Brief> Output the entries word for word. Omit images.

[Dataset rows]
:::
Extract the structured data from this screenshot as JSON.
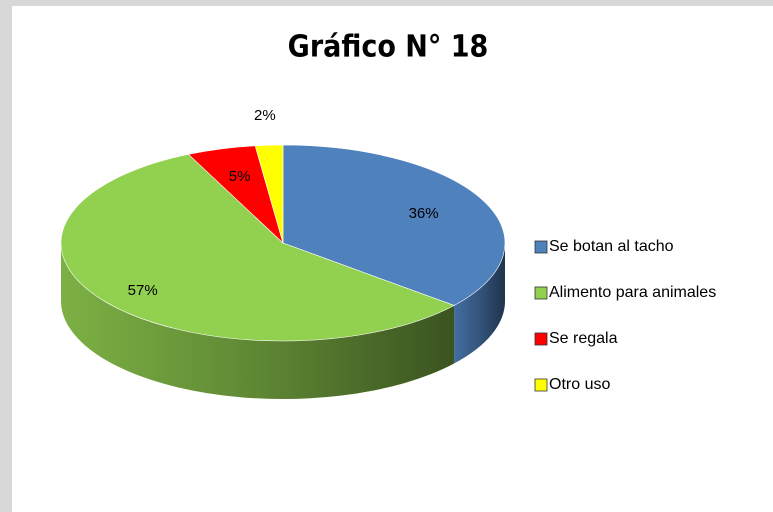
{
  "chart_data": {
    "type": "pie3d",
    "title": "Gráfico N° 18",
    "categories": [
      "Se botan al tacho",
      "Alimento para animales",
      "Se regala",
      "Otro uso"
    ],
    "values": [
      36,
      57,
      5,
      2
    ],
    "value_labels": [
      "36%",
      "57%",
      "5%",
      "2%"
    ],
    "colors": [
      "#4f81bd",
      "#92d050",
      "#ff0000",
      "#ffff00"
    ],
    "legend": "right"
  }
}
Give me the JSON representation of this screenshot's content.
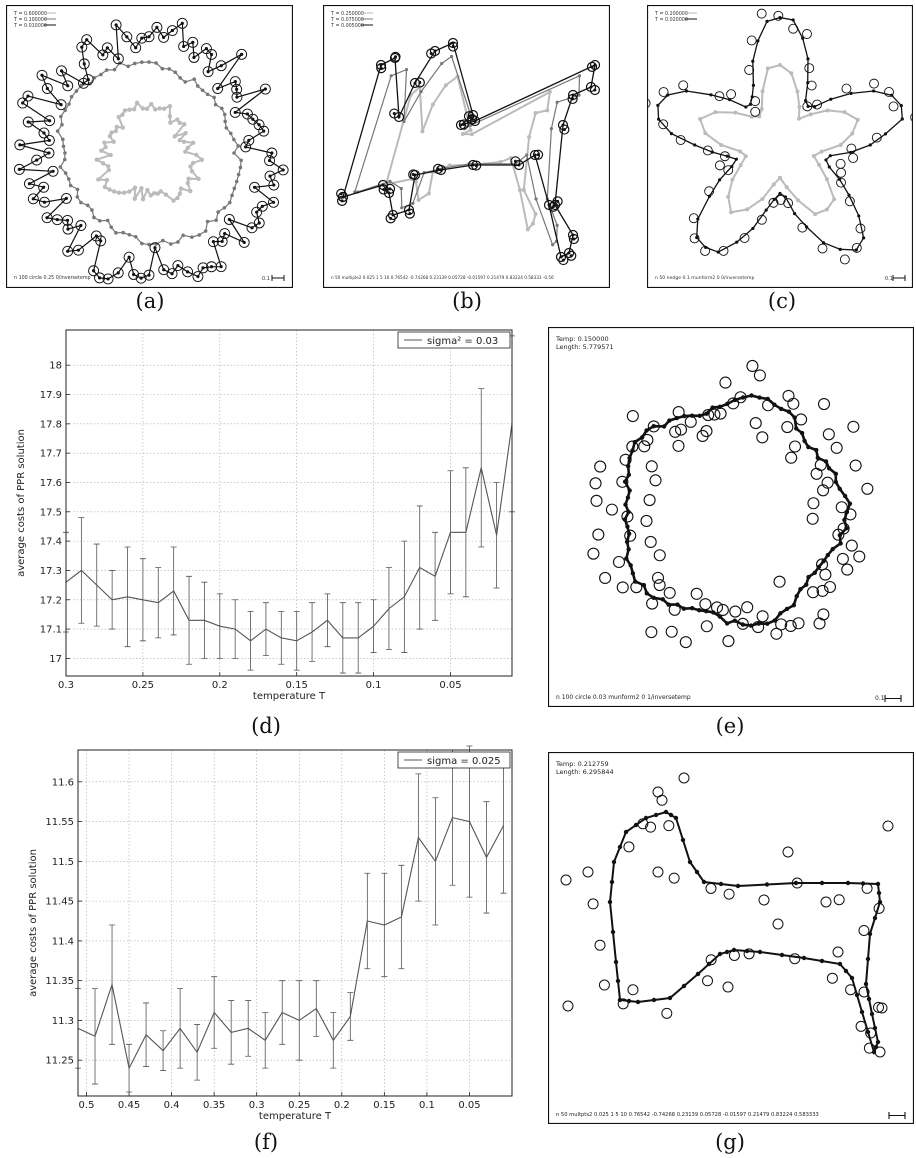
{
  "panels": {
    "a": {
      "caption": "(a)",
      "legend": [
        "T = 0.600000",
        "T = 0.100000",
        "T = 0.010000"
      ],
      "footer": "n 100 circle 0.25 0/inversetemp",
      "scale": "0.1"
    },
    "b": {
      "caption": "(b)",
      "legend": [
        "T = 0.250000",
        "T = 0.075000",
        "T = 0.005000"
      ],
      "footer": "n 50 multiple2 0.025 1 5 10 0.76542 -0.74268 0.23139 0.05728 -0.01597 0.21479 0.83224 0.58333 -0.56"
    },
    "c": {
      "caption": "(c)",
      "legend": [
        "T = 0.200000",
        "T = 0.020000"
      ],
      "footer": "n 50 nedge 0.1 munform2 0 0/inversetemp",
      "scale": "0.1"
    },
    "d": {
      "caption": "(d)"
    },
    "e": {
      "caption": "(e)",
      "temp": "Temp: 0.150000",
      "length": "Length: 5.779571",
      "footer": "n 100 circle 0.03 munform2 0 1/inversetemp",
      "scale": "0.1"
    },
    "f": {
      "caption": "(f)"
    },
    "g": {
      "caption": "(g)",
      "temp": "Temp: 0.212759",
      "length": "Length: 6.295844",
      "footer": "n 50 multpts2 0.025 1 5 10 0.76542 -0.74268 0.23139 0.05728 -0.01597 0.21479 0.83224 0.583333"
    }
  },
  "chart_data": [
    {
      "id": "d",
      "type": "line",
      "xlabel": "temperature T",
      "ylabel": "average costs of PPR solution",
      "legend": "sigma² = 0.03",
      "legend_position": "top-right",
      "x_reversed": true,
      "xlim": [
        0.3,
        0.01
      ],
      "ylim": [
        16.94,
        18.12
      ],
      "xticks": [
        0.3,
        0.25,
        0.2,
        0.15,
        0.1,
        0.05
      ],
      "xtick_labels": [
        "0.3",
        "0.25",
        "0.2",
        "0.15",
        "0.1",
        "0.05"
      ],
      "yticks": [
        17,
        17.1,
        17.2,
        17.3,
        17.4,
        17.5,
        17.6,
        17.7,
        17.8,
        17.9,
        18
      ],
      "ytick_labels": [
        "17",
        "17.1",
        "17.2",
        "17.3",
        "17.4",
        "17.5",
        "17.6",
        "17.7",
        "17.8",
        "17.9",
        "18"
      ],
      "grid": true,
      "x": [
        0.3,
        0.29,
        0.28,
        0.27,
        0.26,
        0.25,
        0.24,
        0.23,
        0.22,
        0.21,
        0.2,
        0.19,
        0.18,
        0.17,
        0.16,
        0.15,
        0.14,
        0.13,
        0.12,
        0.11,
        0.1,
        0.09,
        0.08,
        0.07,
        0.06,
        0.05,
        0.04,
        0.03,
        0.02,
        0.01
      ],
      "y": [
        17.26,
        17.3,
        17.25,
        17.2,
        17.21,
        17.2,
        17.19,
        17.23,
        17.13,
        17.13,
        17.11,
        17.1,
        17.06,
        17.1,
        17.07,
        17.06,
        17.09,
        17.13,
        17.07,
        17.07,
        17.11,
        17.17,
        17.21,
        17.31,
        17.28,
        17.43,
        17.43,
        17.65,
        17.42,
        17.8
      ],
      "err": [
        0.17,
        0.18,
        0.14,
        0.1,
        0.17,
        0.14,
        0.12,
        0.15,
        0.15,
        0.13,
        0.11,
        0.1,
        0.1,
        0.09,
        0.09,
        0.1,
        0.1,
        0.09,
        0.12,
        0.12,
        0.09,
        0.14,
        0.19,
        0.21,
        0.15,
        0.21,
        0.22,
        0.27,
        0.18,
        0.3
      ]
    },
    {
      "id": "f",
      "type": "line",
      "xlabel": "temperature T",
      "ylabel": "average costs of PPR solution",
      "legend": "sigma = 0.025",
      "legend_position": "top-right",
      "x_reversed": true,
      "xlim": [
        0.51,
        0.0
      ],
      "ylim": [
        11.205,
        11.64
      ],
      "xticks": [
        0.5,
        0.45,
        0.4,
        0.35,
        0.3,
        0.25,
        0.2,
        0.15,
        0.1,
        0.05
      ],
      "xtick_labels": [
        "0.5",
        "0.45",
        "0.4",
        "0.35",
        "0.3",
        "0.25",
        "0.2",
        "0.15",
        "0.1",
        "0.05"
      ],
      "yticks": [
        11.25,
        11.3,
        11.35,
        11.4,
        11.45,
        11.5,
        11.55,
        11.6
      ],
      "ytick_labels": [
        "11.25",
        "11.3",
        "11.35",
        "11.4",
        "11.45",
        "11.5",
        "11.55",
        "11.6"
      ],
      "grid": true,
      "x": [
        0.51,
        0.49,
        0.47,
        0.45,
        0.43,
        0.41,
        0.39,
        0.37,
        0.35,
        0.33,
        0.31,
        0.29,
        0.27,
        0.25,
        0.23,
        0.21,
        0.19,
        0.17,
        0.15,
        0.13,
        0.11,
        0.09,
        0.07,
        0.05,
        0.03,
        0.01
      ],
      "y": [
        11.29,
        11.28,
        11.345,
        11.24,
        11.282,
        11.262,
        11.29,
        11.26,
        11.31,
        11.285,
        11.29,
        11.275,
        11.31,
        11.3,
        11.315,
        11.275,
        11.305,
        11.425,
        11.42,
        11.43,
        11.53,
        11.5,
        11.555,
        11.55,
        11.505,
        11.545
      ],
      "err": [
        0.05,
        0.06,
        0.075,
        0.03,
        0.04,
        0.025,
        0.05,
        0.035,
        0.045,
        0.04,
        0.035,
        0.035,
        0.04,
        0.05,
        0.035,
        0.035,
        0.03,
        0.06,
        0.065,
        0.065,
        0.08,
        0.08,
        0.085,
        0.095,
        0.07,
        0.085
      ]
    }
  ]
}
:::
Solution to this task>
Extract the structured data from this screenshot as JSON.
{
  "chart_data": {
    "type": "pie3d",
    "title": "Gráfico N° 18",
    "categories": [
      "Se botan al tacho",
      "Alimento para animales",
      "Se regala",
      "Otro uso"
    ],
    "values": [
      36,
      57,
      5,
      2
    ],
    "value_labels": [
      "36%",
      "57%",
      "5%",
      "2%"
    ],
    "colors": [
      "#4f81bd",
      "#92d050",
      "#ff0000",
      "#ffff00"
    ],
    "legend": "right"
  }
}
Give me the JSON representation of this screenshot's content.
{
  "panels": {
    "a": {
      "caption": "(a)",
      "legend": [
        "T = 0.600000",
        "T = 0.100000",
        "T = 0.010000"
      ],
      "footer": "n 100 circle 0.25 0/inversetemp",
      "scale": "0.1"
    },
    "b": {
      "caption": "(b)",
      "legend": [
        "T = 0.250000",
        "T = 0.075000",
        "T = 0.005000"
      ],
      "footer": "n 50 multiple2 0.025 1 5 10 0.76542 -0.74268 0.23139 0.05728 -0.01597 0.21479 0.83224 0.58333 -0.56"
    },
    "c": {
      "caption": "(c)",
      "legend": [
        "T = 0.200000",
        "T = 0.020000"
      ],
      "footer": "n 50 nedge 0.1 munform2 0 0/inversetemp",
      "scale": "0.1"
    },
    "d": {
      "caption": "(d)"
    },
    "e": {
      "caption": "(e)",
      "temp": "Temp: 0.150000",
      "length": "Length: 5.779571",
      "footer": "n 100 circle 0.03 munform2 0 1/inversetemp",
      "scale": "0.1"
    },
    "f": {
      "caption": "(f)"
    },
    "g": {
      "caption": "(g)",
      "temp": "Temp: 0.212759",
      "length": "Length: 6.295844",
      "footer": "n 50 multpts2 0.025 1 5 10 0.76542 -0.74268 0.23139 0.05728 -0.01597 0.21479 0.83224 0.583333"
    }
  },
  "chart_data": [
    {
      "id": "d",
      "type": "line",
      "xlabel": "temperature T",
      "ylabel": "average costs of PPR solution",
      "legend": "sigma² = 0.03",
      "legend_position": "top-right",
      "x_reversed": true,
      "xlim": [
        0.3,
        0.01
      ],
      "ylim": [
        16.94,
        18.12
      ],
      "xticks": [
        0.3,
        0.25,
        0.2,
        0.15,
        0.1,
        0.05
      ],
      "xtick_labels": [
        "0.3",
        "0.25",
        "0.2",
        "0.15",
        "0.1",
        "0.05"
      ],
      "yticks": [
        17,
        17.1,
        17.2,
        17.3,
        17.4,
        17.5,
        17.6,
        17.7,
        17.8,
        17.9,
        18
      ],
      "ytick_labels": [
        "17",
        "17.1",
        "17.2",
        "17.3",
        "17.4",
        "17.5",
        "17.6",
        "17.7",
        "17.8",
        "17.9",
        "18"
      ],
      "grid": true,
      "x": [
        0.3,
        0.29,
        0.28,
        0.27,
        0.26,
        0.25,
        0.24,
        0.23,
        0.22,
        0.21,
        0.2,
        0.19,
        0.18,
        0.17,
        0.16,
        0.15,
        0.14,
        0.13,
        0.12,
        0.11,
        0.1,
        0.09,
        0.08,
        0.07,
        0.06,
        0.05,
        0.04,
        0.03,
        0.02,
        0.01
      ],
      "y": [
        17.26,
        17.3,
        17.25,
        17.2,
        17.21,
        17.2,
        17.19,
        17.23,
        17.13,
        17.13,
        17.11,
        17.1,
        17.06,
        17.1,
        17.07,
        17.06,
        17.09,
        17.13,
        17.07,
        17.07,
        17.11,
        17.17,
        17.21,
        17.31,
        17.28,
        17.43,
        17.43,
        17.65,
        17.42,
        17.8
      ],
      "err": [
        0.17,
        0.18,
        0.14,
        0.1,
        0.17,
        0.14,
        0.12,
        0.15,
        0.15,
        0.13,
        0.11,
        0.1,
        0.1,
        0.09,
        0.09,
        0.1,
        0.1,
        0.09,
        0.12,
        0.12,
        0.09,
        0.14,
        0.19,
        0.21,
        0.15,
        0.21,
        0.22,
        0.27,
        0.18,
        0.3
      ]
    },
    {
      "id": "f",
      "type": "line",
      "xlabel": "temperature T",
      "ylabel": "average costs of PPR solution",
      "legend": "sigma = 0.025",
      "legend_position": "top-right",
      "x_reversed": true,
      "xlim": [
        0.51,
        0.0
      ],
      "ylim": [
        11.205,
        11.64
      ],
      "xticks": [
        0.5,
        0.45,
        0.4,
        0.35,
        0.3,
        0.25,
        0.2,
        0.15,
        0.1,
        0.05
      ],
      "xtick_labels": [
        "0.5",
        "0.45",
        "0.4",
        "0.35",
        "0.3",
        "0.25",
        "0.2",
        "0.15",
        "0.1",
        "0.05"
      ],
      "yticks": [
        11.25,
        11.3,
        11.35,
        11.4,
        11.45,
        11.5,
        11.55,
        11.6
      ],
      "ytick_labels": [
        "11.25",
        "11.3",
        "11.35",
        "11.4",
        "11.45",
        "11.5",
        "11.55",
        "11.6"
      ],
      "grid": true,
      "x": [
        0.51,
        0.49,
        0.47,
        0.45,
        0.43,
        0.41,
        0.39,
        0.37,
        0.35,
        0.33,
        0.31,
        0.29,
        0.27,
        0.25,
        0.23,
        0.21,
        0.19,
        0.17,
        0.15,
        0.13,
        0.11,
        0.09,
        0.07,
        0.05,
        0.03,
        0.01
      ],
      "y": [
        11.29,
        11.28,
        11.345,
        11.24,
        11.282,
        11.262,
        11.29,
        11.26,
        11.31,
        11.285,
        11.29,
        11.275,
        11.31,
        11.3,
        11.315,
        11.275,
        11.305,
        11.425,
        11.42,
        11.43,
        11.53,
        11.5,
        11.555,
        11.55,
        11.505,
        11.545
      ],
      "err": [
        0.05,
        0.06,
        0.075,
        0.03,
        0.04,
        0.025,
        0.05,
        0.035,
        0.045,
        0.04,
        0.035,
        0.035,
        0.04,
        0.05,
        0.035,
        0.035,
        0.03,
        0.06,
        0.065,
        0.065,
        0.08,
        0.08,
        0.085,
        0.095,
        0.07,
        0.085
      ]
    }
  ]
}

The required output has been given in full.